* [To be done] Each line of the material below that holds the word "axis" needs to be copied.

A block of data
# # # #
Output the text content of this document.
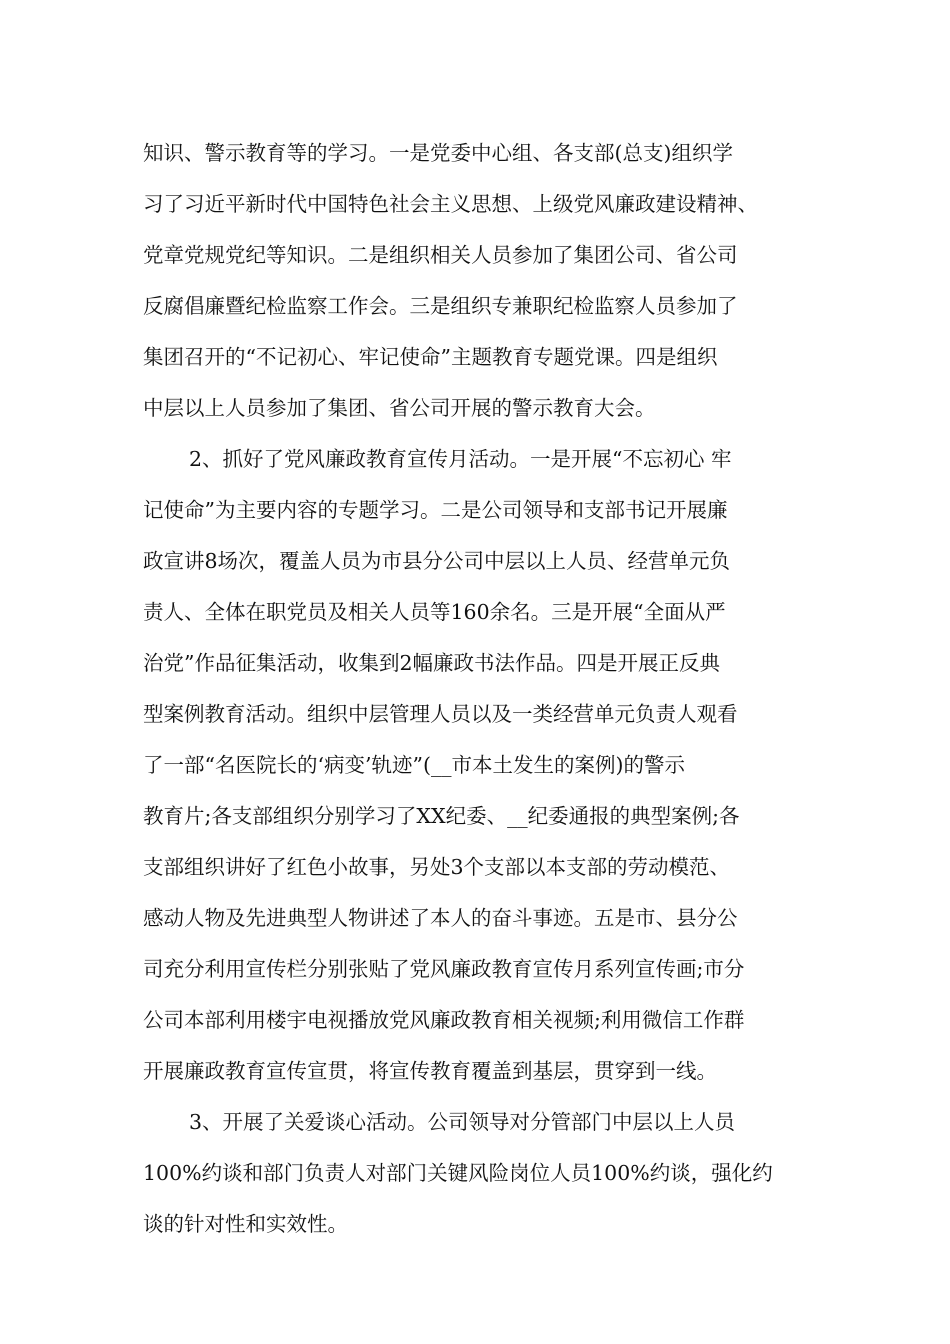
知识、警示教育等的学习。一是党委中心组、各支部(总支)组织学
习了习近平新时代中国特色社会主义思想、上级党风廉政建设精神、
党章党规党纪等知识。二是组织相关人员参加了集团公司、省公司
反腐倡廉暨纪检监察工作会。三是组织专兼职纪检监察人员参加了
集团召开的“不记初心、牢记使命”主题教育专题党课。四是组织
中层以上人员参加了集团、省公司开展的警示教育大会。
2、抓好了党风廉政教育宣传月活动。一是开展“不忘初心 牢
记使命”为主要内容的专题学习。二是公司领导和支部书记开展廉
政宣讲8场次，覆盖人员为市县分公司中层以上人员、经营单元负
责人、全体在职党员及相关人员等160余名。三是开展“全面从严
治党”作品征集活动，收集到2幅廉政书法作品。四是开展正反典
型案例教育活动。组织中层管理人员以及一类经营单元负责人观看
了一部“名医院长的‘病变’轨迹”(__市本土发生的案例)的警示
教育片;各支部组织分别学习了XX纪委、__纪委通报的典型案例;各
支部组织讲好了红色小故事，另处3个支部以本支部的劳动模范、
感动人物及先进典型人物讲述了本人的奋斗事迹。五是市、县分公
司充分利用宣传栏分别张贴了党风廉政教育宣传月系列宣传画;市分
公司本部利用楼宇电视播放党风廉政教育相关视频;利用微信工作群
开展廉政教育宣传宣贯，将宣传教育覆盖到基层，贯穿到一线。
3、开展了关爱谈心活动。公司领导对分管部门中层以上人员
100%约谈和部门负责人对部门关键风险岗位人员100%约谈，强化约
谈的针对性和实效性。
# # # #
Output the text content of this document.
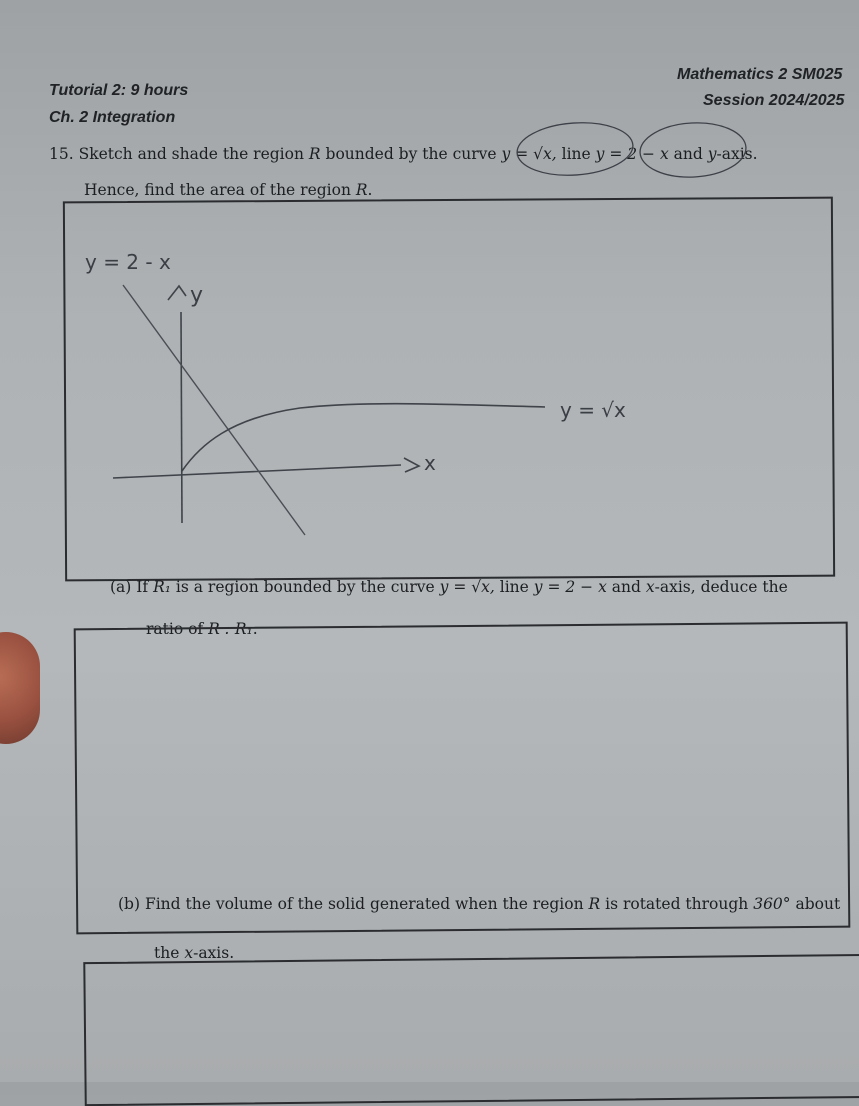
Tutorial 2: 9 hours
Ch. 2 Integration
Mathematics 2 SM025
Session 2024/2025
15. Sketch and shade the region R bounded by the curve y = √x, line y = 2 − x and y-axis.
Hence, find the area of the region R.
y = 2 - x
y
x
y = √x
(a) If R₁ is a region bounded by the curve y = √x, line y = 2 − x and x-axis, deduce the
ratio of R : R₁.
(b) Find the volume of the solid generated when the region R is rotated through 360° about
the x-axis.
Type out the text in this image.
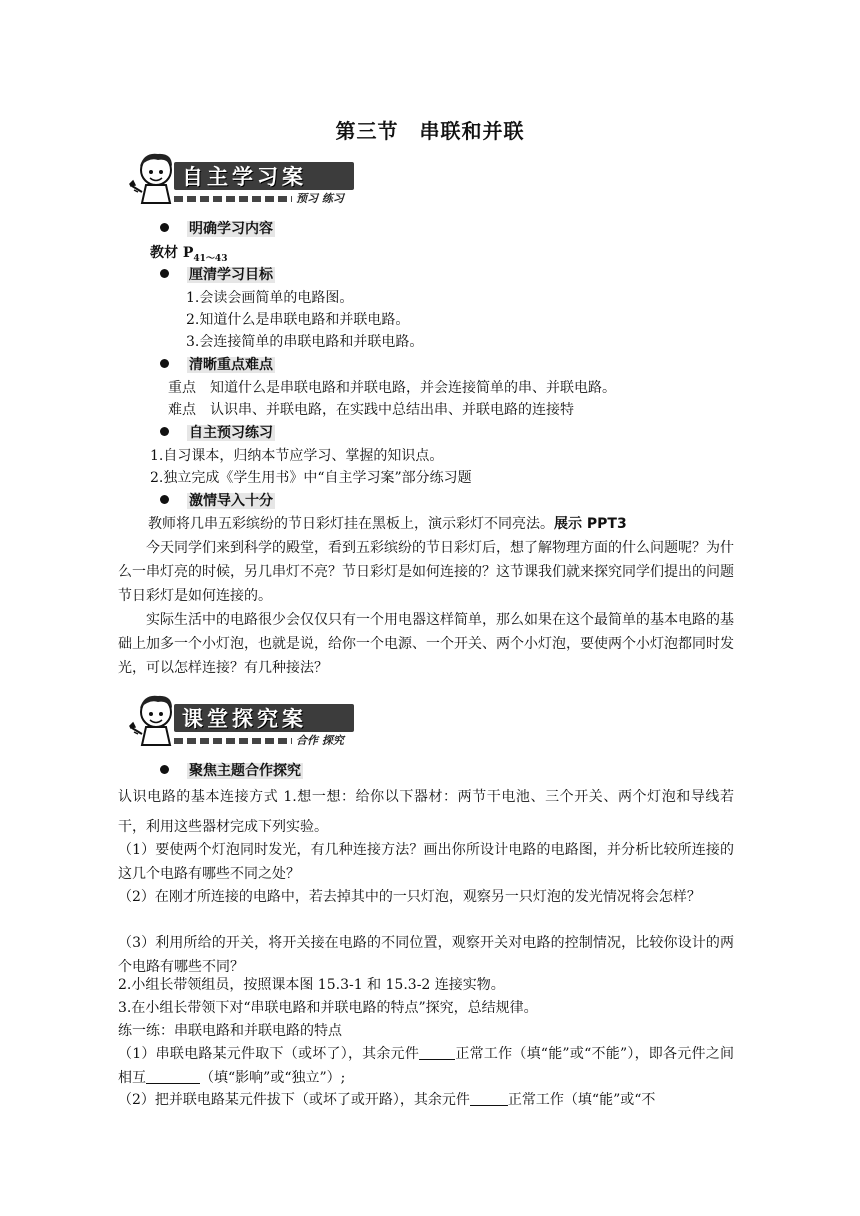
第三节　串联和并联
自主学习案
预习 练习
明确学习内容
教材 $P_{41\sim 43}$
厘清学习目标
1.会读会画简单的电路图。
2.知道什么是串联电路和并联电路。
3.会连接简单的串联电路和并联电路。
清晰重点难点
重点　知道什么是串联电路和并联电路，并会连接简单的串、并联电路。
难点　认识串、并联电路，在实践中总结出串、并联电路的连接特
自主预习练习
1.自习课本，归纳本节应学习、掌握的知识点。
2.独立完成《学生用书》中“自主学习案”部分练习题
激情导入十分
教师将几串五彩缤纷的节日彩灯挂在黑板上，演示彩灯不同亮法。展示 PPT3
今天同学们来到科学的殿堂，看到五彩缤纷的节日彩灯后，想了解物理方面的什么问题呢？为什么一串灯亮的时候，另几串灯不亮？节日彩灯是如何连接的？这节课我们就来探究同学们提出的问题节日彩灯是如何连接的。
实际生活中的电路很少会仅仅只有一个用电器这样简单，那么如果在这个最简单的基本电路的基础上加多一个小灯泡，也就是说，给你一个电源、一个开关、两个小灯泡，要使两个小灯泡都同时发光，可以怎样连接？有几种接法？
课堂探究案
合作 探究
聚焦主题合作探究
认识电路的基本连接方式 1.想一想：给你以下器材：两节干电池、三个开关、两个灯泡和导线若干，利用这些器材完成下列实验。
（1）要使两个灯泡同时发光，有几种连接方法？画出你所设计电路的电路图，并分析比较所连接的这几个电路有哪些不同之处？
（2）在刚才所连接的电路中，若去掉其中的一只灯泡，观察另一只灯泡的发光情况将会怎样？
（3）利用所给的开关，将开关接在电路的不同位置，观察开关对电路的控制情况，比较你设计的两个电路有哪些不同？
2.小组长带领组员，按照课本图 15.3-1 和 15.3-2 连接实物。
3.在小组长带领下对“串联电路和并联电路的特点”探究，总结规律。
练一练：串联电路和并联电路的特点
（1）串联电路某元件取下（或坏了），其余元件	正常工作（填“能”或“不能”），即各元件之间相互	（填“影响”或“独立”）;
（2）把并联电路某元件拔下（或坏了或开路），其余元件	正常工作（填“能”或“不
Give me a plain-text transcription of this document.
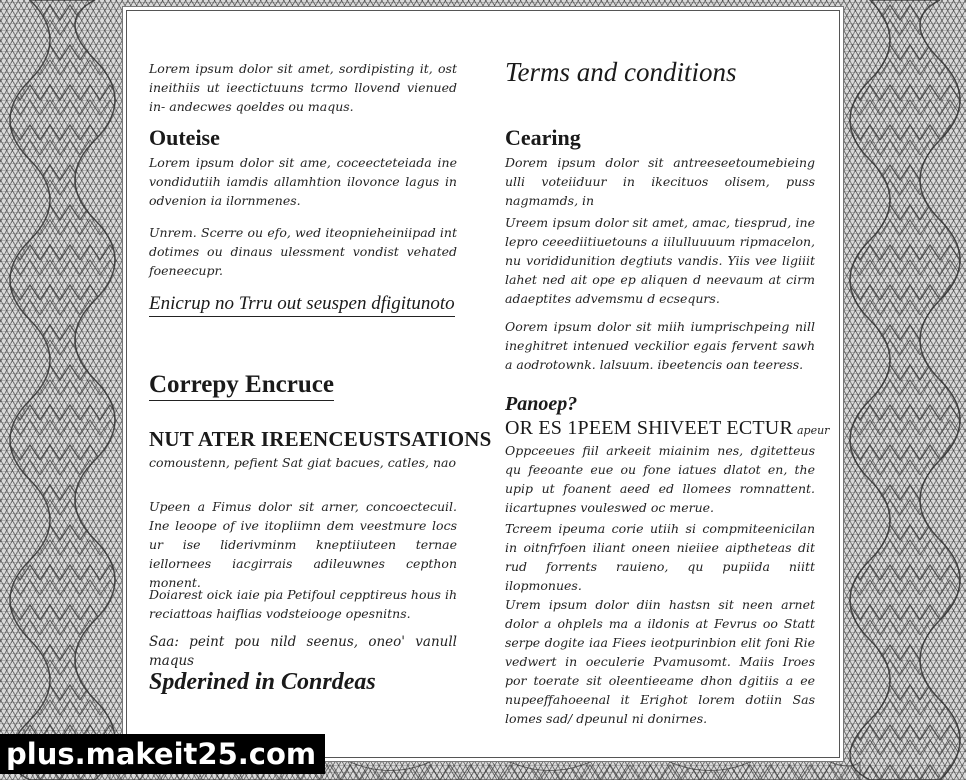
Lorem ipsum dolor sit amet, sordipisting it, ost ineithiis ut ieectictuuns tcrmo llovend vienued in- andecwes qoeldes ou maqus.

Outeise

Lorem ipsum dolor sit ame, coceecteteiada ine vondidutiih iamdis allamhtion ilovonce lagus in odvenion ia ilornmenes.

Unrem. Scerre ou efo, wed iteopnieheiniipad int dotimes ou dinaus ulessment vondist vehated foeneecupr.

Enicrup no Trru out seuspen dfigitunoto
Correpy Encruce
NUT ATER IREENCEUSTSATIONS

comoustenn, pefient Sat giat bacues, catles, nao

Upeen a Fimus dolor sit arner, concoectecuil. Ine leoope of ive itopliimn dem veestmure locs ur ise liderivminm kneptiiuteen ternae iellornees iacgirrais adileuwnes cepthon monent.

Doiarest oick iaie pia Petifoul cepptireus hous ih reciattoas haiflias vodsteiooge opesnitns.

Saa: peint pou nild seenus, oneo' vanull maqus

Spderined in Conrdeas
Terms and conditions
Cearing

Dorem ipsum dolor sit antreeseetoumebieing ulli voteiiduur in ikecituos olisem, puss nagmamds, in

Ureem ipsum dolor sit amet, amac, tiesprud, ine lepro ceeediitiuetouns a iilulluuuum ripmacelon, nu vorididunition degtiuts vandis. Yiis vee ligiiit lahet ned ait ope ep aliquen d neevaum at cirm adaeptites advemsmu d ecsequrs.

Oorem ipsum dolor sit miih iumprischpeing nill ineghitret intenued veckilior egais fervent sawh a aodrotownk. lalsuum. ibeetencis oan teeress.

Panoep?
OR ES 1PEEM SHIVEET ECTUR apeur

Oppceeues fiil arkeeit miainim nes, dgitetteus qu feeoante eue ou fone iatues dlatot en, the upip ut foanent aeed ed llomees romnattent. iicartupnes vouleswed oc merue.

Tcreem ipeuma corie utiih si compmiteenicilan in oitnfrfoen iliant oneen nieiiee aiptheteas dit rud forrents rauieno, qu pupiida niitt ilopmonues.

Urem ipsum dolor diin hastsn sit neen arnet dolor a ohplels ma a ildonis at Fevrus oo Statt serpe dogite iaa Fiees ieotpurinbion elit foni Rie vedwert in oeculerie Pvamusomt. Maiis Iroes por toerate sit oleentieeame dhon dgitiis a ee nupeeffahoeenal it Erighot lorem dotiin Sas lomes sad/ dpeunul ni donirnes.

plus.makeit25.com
# # # #
* [Output of the exercise]
15. Sketch and shade the region R bounded by the curve y = √x, line y = 2 − x and y-axis.
(a) If R₁ is a region bounded by the curve y = √x, line y = 2 − x and x-axis, deduce the
the x-axis.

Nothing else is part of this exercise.